What is asked:
For each line of the data below that holds "param", copy the line.

## START Supplied data

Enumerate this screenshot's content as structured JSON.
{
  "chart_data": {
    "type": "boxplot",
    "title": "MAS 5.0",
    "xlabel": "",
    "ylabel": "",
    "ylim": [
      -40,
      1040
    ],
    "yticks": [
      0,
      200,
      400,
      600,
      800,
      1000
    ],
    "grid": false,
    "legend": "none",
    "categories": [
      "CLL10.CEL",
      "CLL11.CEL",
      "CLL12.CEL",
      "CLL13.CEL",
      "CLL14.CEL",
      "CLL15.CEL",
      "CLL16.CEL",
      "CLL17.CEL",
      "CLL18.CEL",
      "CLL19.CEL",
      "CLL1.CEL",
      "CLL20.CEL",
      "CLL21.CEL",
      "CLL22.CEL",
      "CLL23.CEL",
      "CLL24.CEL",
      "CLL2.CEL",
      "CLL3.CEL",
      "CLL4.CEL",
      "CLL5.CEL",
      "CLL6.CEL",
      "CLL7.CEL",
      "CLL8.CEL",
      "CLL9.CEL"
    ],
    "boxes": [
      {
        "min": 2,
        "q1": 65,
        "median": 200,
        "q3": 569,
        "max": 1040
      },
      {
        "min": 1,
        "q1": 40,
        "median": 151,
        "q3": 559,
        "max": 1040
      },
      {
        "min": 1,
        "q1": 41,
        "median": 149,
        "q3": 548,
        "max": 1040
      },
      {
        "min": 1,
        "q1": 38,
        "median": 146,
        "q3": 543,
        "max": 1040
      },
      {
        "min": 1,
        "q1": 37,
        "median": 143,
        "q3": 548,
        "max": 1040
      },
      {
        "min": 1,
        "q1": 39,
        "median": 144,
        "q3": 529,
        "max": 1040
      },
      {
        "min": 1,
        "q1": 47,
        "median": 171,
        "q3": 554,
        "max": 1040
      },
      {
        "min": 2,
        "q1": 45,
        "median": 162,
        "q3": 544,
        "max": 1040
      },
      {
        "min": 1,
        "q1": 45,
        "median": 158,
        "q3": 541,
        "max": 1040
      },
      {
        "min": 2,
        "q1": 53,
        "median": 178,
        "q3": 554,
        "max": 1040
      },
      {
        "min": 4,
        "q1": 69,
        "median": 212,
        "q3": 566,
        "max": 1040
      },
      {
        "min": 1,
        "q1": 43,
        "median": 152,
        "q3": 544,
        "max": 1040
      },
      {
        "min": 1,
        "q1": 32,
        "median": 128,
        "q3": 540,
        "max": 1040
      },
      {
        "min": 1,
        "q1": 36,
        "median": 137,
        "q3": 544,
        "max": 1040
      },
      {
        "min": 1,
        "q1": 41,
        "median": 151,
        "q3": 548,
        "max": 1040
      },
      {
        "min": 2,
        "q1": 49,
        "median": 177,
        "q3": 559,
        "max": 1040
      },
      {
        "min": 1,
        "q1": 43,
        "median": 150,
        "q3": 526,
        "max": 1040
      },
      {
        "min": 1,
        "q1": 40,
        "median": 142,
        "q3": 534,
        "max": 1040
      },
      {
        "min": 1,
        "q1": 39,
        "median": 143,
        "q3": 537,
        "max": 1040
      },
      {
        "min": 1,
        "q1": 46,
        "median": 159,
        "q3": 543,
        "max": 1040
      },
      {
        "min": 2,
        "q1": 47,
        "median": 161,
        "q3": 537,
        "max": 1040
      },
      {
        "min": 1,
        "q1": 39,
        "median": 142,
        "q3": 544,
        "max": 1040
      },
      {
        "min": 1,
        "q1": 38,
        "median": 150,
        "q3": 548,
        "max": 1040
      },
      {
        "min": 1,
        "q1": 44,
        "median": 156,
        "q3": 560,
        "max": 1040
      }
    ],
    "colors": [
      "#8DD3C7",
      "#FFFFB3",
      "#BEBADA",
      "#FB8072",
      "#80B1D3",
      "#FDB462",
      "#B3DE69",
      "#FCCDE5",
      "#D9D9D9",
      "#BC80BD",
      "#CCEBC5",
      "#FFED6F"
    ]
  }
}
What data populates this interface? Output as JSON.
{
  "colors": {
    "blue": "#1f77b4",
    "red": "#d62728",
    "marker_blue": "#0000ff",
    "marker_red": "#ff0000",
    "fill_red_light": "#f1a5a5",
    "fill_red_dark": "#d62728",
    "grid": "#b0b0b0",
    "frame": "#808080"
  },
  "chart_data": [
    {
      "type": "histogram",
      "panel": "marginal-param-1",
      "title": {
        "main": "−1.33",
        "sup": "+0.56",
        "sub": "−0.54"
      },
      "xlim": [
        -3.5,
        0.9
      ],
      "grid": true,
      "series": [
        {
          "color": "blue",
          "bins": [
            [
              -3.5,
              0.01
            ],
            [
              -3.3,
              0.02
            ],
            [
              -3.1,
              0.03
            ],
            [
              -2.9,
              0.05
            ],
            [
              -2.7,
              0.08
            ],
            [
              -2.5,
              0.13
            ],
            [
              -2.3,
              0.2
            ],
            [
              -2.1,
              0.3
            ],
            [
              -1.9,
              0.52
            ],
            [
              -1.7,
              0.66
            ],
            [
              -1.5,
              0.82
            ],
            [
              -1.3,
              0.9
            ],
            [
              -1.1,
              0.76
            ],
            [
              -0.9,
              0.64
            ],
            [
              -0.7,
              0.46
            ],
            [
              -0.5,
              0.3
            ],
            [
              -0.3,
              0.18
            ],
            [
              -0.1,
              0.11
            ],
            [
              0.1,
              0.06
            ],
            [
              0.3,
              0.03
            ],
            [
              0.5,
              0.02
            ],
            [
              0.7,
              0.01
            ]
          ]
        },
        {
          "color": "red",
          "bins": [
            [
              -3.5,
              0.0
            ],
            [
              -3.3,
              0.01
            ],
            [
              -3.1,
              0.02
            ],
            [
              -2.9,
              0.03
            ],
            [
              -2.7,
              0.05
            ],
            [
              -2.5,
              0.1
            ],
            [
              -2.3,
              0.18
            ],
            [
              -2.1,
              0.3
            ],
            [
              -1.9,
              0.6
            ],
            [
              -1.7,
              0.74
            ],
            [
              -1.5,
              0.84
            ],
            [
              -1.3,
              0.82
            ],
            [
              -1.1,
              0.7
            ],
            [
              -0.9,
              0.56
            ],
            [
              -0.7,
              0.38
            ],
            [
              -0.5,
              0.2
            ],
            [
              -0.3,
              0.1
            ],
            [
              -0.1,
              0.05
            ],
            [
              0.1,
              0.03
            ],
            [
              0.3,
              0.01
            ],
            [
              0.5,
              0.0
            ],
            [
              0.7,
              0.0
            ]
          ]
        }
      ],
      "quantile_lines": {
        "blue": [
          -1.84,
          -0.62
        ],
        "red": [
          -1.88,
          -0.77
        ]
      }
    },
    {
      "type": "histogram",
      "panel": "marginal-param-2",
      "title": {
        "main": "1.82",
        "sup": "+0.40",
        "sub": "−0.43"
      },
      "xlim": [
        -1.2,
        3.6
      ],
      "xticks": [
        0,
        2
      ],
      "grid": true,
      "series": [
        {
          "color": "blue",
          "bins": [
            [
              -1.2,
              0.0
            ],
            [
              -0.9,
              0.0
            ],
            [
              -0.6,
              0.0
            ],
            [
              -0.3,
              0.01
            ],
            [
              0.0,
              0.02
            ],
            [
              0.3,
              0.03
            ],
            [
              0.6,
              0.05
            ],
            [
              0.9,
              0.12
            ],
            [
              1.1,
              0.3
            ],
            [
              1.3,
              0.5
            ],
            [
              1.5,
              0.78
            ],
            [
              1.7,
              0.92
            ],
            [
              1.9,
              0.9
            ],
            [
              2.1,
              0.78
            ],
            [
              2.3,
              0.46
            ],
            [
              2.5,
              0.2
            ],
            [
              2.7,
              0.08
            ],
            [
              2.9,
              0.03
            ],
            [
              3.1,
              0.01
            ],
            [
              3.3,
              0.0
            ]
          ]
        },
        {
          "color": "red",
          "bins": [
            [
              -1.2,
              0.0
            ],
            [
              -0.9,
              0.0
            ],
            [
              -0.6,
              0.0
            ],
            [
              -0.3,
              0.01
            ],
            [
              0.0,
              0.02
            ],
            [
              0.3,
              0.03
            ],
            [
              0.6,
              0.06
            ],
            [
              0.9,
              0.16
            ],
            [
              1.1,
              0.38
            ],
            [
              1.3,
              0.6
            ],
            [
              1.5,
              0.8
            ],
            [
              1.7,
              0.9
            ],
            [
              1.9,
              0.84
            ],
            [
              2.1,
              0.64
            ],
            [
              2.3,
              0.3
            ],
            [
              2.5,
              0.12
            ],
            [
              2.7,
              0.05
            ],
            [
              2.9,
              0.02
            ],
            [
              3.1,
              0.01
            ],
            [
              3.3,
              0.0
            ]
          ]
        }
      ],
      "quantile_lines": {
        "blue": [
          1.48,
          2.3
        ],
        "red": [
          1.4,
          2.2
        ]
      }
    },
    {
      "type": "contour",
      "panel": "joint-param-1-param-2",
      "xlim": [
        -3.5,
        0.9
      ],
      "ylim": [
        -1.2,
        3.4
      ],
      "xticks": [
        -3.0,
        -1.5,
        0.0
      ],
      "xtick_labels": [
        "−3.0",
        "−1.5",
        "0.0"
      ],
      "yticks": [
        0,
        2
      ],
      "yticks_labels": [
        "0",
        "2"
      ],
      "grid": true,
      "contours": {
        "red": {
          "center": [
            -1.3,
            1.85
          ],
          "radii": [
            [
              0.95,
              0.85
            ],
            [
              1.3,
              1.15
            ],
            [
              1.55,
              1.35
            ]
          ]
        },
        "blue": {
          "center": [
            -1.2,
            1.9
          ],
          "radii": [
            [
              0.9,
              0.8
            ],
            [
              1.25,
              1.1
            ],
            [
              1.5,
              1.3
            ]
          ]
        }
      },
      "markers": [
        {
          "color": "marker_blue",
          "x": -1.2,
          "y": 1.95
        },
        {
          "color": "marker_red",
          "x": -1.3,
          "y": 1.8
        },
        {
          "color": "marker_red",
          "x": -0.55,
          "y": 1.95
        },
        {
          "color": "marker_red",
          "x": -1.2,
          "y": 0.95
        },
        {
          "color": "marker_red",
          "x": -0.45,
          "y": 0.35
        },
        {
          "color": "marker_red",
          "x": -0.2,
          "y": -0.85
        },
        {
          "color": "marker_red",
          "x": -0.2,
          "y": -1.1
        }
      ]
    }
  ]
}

## END Supplied data

Solved exercise:
      "panel": "marginal-param-1",
      "panel": "marginal-param-2",
      "panel": "joint-param-1-param-2",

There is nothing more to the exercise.